▶ _To do_: Copy everything in the listing below word for word, apart from any images.
**** Input for this task ****
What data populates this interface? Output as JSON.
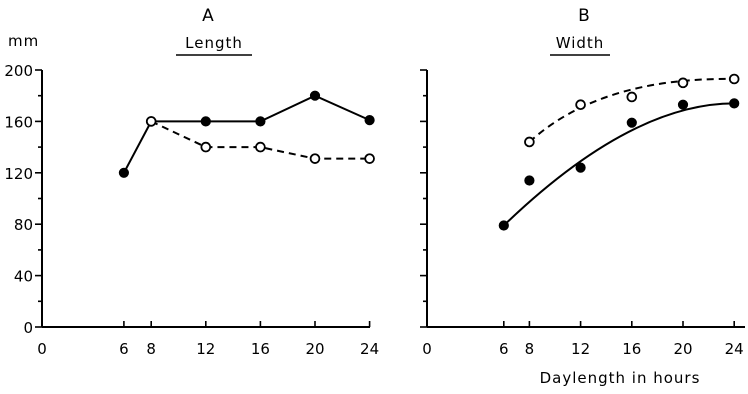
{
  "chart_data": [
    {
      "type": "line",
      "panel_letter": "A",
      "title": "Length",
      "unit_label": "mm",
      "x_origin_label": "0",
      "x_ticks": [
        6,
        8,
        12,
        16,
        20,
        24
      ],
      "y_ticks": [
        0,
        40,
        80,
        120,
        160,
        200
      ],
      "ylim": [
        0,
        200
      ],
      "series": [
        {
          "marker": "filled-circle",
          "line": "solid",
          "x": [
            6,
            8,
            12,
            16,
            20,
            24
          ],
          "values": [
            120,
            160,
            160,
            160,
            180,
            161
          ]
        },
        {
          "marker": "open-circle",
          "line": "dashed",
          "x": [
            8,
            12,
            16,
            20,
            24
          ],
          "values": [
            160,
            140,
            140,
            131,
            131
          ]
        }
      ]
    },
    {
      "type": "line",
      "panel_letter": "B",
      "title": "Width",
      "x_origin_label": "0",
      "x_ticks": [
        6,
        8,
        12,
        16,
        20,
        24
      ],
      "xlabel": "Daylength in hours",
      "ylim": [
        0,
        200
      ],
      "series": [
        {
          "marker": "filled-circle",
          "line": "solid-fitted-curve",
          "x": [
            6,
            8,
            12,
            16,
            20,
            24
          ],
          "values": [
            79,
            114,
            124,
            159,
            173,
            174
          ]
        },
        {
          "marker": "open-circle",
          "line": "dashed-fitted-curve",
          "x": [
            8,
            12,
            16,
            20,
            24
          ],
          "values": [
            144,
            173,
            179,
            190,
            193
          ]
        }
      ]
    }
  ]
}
****
▶ _Answer to this exercise_:
What data populates this interface? Output as JSON.
{
  "chart_data": [
    {
      "type": "line",
      "panel_letter": "A",
      "title": "Length",
      "unit_label": "mm",
      "x_origin_label": "0",
      "x_ticks": [
        6,
        8,
        12,
        16,
        20,
        24
      ],
      "y_ticks": [
        0,
        40,
        80,
        120,
        160,
        200
      ],
      "ylim": [
        0,
        200
      ],
      "series": [
        {
          "marker": "filled-circle",
          "line": "solid",
          "x": [
            6,
            8,
            12,
            16,
            20,
            24
          ],
          "values": [
            120,
            160,
            160,
            160,
            180,
            161
          ]
        },
        {
          "marker": "open-circle",
          "line": "dashed",
          "x": [
            8,
            12,
            16,
            20,
            24
          ],
          "values": [
            160,
            140,
            140,
            131,
            131
          ]
        }
      ]
    },
    {
      "type": "line",
      "panel_letter": "B",
      "title": "Width",
      "x_origin_label": "0",
      "x_ticks": [
        6,
        8,
        12,
        16,
        20,
        24
      ],
      "xlabel": "Daylength in hours",
      "ylim": [
        0,
        200
      ],
      "series": [
        {
          "marker": "filled-circle",
          "line": "solid-fitted-curve",
          "x": [
            6,
            8,
            12,
            16,
            20,
            24
          ],
          "values": [
            79,
            114,
            124,
            159,
            173,
            174
          ]
        },
        {
          "marker": "open-circle",
          "line": "dashed-fitted-curve",
          "x": [
            8,
            12,
            16,
            20,
            24
          ],
          "values": [
            144,
            173,
            179,
            190,
            193
          ]
        }
      ]
    }
  ]
}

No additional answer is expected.